[SET TASK] Of all the lines in these entries, how many contain the string "categorical"? Give only that count.

--------------------------------

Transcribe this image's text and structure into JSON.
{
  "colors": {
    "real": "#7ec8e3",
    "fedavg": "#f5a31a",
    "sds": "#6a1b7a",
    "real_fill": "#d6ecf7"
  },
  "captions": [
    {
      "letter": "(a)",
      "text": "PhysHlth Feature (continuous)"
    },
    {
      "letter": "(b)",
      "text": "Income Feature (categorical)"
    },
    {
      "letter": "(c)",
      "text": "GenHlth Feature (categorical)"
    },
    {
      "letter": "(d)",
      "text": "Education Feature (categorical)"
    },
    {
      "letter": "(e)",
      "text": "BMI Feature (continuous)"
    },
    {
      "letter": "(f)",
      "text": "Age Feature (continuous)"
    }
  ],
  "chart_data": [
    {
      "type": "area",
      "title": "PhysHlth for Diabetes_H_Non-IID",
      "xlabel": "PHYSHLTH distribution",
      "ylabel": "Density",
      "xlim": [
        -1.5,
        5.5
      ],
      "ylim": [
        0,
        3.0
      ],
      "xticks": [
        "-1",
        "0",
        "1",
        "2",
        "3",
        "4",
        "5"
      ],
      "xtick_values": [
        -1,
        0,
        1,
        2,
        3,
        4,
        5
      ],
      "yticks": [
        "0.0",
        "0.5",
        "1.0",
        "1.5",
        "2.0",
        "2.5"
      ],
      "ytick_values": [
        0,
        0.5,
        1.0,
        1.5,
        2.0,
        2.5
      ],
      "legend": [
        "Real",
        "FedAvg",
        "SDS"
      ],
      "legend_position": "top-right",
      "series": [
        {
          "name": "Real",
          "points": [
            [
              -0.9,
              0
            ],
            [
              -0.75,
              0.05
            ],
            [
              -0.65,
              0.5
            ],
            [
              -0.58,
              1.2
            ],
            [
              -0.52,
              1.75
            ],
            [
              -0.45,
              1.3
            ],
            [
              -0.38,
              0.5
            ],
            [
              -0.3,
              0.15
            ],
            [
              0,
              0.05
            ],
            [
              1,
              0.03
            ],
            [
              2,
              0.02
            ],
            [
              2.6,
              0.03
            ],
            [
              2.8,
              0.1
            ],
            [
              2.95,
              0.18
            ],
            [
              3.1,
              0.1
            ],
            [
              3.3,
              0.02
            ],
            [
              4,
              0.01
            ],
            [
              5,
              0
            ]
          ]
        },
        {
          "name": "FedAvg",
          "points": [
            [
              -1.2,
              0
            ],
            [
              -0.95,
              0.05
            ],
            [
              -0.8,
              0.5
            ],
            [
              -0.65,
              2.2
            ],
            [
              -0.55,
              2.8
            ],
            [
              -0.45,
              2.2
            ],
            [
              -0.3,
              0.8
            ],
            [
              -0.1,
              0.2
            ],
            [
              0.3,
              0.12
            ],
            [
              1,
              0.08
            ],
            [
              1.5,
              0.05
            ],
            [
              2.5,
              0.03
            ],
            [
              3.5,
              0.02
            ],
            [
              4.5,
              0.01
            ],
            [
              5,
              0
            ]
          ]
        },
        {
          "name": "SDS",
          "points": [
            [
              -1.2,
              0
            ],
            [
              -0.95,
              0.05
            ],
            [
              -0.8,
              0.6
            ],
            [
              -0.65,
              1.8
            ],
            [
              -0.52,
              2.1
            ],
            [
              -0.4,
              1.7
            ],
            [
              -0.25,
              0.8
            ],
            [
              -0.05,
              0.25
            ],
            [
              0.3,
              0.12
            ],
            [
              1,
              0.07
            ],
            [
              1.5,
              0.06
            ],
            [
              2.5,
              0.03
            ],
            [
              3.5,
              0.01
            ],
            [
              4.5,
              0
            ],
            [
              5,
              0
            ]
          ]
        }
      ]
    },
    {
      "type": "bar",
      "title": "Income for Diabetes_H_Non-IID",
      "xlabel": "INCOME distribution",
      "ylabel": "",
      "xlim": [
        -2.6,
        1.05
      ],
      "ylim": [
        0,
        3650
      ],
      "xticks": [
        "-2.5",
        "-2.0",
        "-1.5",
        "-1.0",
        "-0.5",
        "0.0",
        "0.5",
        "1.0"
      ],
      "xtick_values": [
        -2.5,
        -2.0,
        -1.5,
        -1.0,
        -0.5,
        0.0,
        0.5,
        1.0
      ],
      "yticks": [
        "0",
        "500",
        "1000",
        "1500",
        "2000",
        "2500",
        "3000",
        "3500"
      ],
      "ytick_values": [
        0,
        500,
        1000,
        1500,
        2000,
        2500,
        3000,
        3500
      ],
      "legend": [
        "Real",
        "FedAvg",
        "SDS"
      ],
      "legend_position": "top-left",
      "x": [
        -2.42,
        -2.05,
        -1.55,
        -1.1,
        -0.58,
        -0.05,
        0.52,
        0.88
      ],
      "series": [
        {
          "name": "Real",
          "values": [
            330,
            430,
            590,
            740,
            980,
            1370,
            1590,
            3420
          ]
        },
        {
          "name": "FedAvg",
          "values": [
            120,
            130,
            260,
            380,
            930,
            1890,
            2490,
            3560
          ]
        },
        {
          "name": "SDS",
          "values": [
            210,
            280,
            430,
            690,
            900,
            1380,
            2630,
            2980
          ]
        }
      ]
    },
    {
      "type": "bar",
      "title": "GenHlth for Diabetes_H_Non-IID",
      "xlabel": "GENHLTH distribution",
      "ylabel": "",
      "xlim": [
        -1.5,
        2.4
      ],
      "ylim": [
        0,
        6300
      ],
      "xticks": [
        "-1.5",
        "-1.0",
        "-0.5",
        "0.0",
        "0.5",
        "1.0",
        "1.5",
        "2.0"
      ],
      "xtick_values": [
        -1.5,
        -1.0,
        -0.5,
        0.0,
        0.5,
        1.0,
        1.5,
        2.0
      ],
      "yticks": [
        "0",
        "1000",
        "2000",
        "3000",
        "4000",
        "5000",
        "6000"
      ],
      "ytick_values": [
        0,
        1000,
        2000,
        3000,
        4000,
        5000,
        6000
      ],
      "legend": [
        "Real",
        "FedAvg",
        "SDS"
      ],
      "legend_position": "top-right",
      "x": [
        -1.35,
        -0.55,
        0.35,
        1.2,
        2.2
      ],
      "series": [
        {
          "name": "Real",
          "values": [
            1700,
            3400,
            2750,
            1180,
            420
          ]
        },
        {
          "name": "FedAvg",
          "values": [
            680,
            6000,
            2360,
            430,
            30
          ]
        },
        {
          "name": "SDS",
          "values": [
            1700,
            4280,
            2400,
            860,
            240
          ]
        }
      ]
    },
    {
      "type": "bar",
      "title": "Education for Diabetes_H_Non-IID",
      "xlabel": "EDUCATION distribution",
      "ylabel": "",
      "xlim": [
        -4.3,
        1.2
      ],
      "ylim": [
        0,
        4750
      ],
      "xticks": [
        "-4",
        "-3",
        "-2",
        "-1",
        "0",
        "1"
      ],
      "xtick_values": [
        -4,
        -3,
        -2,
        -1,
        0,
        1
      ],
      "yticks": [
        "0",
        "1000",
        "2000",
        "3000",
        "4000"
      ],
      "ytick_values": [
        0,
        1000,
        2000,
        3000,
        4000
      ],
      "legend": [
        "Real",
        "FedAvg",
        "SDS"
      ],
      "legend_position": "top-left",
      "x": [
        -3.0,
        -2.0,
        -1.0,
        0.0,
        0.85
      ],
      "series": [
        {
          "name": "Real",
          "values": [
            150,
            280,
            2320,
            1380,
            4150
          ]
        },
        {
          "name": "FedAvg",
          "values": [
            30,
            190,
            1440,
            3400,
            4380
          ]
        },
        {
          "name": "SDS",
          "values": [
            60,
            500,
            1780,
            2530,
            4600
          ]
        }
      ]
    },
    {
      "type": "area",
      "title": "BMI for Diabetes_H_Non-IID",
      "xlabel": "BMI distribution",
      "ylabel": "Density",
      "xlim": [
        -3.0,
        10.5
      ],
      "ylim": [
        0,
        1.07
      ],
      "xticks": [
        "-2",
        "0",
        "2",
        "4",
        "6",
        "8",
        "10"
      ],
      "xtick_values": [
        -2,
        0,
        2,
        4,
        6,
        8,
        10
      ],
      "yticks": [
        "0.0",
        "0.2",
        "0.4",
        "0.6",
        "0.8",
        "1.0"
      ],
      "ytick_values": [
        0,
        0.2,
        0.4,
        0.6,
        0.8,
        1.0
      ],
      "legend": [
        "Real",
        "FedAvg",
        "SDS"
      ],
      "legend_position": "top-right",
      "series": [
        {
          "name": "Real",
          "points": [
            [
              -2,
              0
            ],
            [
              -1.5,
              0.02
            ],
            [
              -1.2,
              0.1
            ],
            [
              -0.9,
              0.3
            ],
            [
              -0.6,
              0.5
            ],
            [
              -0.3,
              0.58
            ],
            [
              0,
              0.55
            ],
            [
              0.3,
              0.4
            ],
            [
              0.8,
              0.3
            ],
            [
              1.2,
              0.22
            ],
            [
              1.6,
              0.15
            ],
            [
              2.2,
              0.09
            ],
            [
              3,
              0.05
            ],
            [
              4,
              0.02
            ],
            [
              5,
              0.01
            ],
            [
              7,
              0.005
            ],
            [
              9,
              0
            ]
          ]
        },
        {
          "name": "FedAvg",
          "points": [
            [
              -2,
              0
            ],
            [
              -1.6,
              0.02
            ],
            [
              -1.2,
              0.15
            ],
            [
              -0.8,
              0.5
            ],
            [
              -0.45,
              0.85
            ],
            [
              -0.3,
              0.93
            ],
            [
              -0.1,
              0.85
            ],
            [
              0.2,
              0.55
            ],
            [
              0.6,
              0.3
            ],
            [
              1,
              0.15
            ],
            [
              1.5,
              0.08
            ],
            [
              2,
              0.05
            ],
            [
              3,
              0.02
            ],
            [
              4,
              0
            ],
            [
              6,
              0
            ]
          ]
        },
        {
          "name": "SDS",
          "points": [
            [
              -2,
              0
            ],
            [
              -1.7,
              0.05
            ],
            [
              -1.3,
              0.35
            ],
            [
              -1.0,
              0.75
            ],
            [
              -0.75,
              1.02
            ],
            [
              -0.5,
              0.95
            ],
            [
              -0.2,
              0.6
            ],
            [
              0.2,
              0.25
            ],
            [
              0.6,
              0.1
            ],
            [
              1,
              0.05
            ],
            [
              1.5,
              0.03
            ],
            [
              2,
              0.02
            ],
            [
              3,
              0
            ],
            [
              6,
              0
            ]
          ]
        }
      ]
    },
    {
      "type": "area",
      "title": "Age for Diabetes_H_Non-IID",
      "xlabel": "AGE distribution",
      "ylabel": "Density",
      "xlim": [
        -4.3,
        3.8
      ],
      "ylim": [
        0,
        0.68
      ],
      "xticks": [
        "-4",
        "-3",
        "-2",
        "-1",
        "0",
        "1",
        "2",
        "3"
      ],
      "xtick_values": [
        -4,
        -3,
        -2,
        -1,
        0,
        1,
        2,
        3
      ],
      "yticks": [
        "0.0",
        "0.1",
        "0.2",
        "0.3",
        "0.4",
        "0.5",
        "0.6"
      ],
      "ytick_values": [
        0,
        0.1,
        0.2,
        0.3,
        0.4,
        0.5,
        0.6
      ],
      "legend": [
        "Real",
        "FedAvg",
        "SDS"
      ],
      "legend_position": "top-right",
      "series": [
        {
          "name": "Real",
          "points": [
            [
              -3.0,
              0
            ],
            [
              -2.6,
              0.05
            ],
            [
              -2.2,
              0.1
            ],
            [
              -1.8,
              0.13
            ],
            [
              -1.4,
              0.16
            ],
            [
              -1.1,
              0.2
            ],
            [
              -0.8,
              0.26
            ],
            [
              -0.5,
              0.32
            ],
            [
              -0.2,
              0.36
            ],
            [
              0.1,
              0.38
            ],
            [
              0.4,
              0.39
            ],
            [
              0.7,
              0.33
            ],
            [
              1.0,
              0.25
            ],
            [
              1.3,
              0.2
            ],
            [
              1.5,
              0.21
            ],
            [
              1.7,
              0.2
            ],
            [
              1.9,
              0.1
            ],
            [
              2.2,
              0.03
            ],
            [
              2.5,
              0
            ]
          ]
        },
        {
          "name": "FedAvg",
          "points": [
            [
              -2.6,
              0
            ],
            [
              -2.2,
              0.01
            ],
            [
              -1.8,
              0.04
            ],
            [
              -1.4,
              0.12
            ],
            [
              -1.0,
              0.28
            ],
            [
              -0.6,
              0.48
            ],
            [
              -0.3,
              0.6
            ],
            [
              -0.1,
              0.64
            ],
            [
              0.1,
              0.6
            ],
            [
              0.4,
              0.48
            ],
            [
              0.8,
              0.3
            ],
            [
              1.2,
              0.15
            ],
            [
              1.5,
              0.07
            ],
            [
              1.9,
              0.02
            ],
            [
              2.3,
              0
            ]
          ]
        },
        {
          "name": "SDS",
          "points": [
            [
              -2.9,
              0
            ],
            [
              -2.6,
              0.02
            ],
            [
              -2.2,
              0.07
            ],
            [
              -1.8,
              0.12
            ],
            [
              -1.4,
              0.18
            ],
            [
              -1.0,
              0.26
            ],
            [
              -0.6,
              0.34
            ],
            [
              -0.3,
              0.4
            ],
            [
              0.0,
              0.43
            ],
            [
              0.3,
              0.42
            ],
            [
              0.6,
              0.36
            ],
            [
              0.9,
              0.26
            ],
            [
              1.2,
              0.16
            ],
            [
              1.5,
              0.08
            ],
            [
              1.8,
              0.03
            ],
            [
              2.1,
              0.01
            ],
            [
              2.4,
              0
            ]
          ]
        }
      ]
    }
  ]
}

--------------------------------

[COMPLETE OUTPUT] 3